▶ TASK DATA

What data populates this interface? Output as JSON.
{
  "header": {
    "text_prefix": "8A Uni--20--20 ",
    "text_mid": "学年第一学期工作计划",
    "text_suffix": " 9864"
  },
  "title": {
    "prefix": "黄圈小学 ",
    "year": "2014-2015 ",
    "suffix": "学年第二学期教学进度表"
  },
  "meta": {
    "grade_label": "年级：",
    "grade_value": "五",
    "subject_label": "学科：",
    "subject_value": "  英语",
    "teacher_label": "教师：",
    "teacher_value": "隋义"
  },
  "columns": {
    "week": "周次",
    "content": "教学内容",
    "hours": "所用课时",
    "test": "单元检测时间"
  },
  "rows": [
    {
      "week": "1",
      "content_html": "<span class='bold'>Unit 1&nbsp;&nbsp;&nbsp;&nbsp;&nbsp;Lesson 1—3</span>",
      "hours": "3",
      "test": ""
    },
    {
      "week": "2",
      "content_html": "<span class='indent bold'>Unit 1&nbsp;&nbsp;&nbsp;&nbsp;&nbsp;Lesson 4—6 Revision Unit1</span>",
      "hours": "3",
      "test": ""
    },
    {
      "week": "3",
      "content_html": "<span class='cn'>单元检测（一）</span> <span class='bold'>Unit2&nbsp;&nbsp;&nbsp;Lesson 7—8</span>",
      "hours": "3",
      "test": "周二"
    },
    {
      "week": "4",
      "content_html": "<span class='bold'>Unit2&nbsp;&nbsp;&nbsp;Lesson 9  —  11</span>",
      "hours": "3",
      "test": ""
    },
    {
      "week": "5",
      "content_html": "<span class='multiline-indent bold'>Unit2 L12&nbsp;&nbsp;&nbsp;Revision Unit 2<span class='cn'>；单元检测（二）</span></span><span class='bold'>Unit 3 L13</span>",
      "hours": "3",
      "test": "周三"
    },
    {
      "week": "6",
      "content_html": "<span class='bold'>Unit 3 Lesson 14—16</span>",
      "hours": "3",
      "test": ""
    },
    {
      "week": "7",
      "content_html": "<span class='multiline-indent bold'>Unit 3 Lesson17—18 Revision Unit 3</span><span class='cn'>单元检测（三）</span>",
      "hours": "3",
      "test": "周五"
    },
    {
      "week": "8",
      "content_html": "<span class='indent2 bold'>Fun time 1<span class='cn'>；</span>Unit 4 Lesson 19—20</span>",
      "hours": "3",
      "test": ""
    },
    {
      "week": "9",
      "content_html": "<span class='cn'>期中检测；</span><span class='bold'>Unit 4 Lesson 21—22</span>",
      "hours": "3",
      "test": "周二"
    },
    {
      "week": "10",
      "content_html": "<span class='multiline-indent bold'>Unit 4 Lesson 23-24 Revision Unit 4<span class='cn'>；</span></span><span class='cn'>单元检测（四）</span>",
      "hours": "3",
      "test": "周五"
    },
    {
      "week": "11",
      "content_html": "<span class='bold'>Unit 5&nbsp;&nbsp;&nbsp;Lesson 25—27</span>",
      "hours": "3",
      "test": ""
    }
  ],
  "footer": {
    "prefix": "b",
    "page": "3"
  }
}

▶ EXERCISE PROMPT
Filter the entries down to the lines with the word "Revision" in them.

▶ COMPLETED EXERCISE
      "content_html": "<span class='indent bold'>Unit 1&nbsp;&nbsp;&nbsp;&nbsp;&nbsp;Lesson 4—6 Revision Unit1</span>",
      "content_html": "<span class='multiline-indent bold'>Unit2 L12&nbsp;&nbsp;&nbsp;Revision Unit 2<span class='cn'>；单元检测（二）</span></span><span class='bold'>Unit 3 L13</span>",
      "content_html": "<span class='multiline-indent bold'>Unit 3 Lesson17—18 Revision Unit 3</span><span class='cn'>单元检测（三）</span>",
      "content_html": "<span class='multiline-indent bold'>Unit 4 Lesson 23-24 Revision Unit 4<span class='cn'>；</span></span><span class='cn'>单元检测（四）</span>",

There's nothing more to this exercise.